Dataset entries
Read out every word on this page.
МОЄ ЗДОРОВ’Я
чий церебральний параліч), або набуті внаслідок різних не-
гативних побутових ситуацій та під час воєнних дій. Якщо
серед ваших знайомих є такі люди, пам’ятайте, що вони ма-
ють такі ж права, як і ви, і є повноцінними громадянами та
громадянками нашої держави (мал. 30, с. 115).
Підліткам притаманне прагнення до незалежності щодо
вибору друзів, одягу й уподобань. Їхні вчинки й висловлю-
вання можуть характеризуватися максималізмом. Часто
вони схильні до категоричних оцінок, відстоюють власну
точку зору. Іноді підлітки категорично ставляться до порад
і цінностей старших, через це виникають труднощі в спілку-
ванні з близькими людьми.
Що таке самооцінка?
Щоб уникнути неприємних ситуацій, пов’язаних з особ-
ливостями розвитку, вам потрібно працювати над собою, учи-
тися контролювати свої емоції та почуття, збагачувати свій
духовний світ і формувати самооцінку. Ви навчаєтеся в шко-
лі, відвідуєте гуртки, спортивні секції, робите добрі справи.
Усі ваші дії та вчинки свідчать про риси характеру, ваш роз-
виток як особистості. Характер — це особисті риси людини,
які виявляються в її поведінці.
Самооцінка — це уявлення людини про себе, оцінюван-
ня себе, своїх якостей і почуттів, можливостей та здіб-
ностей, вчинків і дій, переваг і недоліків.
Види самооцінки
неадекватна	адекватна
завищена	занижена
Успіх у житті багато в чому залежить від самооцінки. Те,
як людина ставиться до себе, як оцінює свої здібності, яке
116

EXERCISE REQUIREMENTS:
Tally how many lines of the records hold the word "такі". Answer with the number only.

SOLUTION BELOW:
2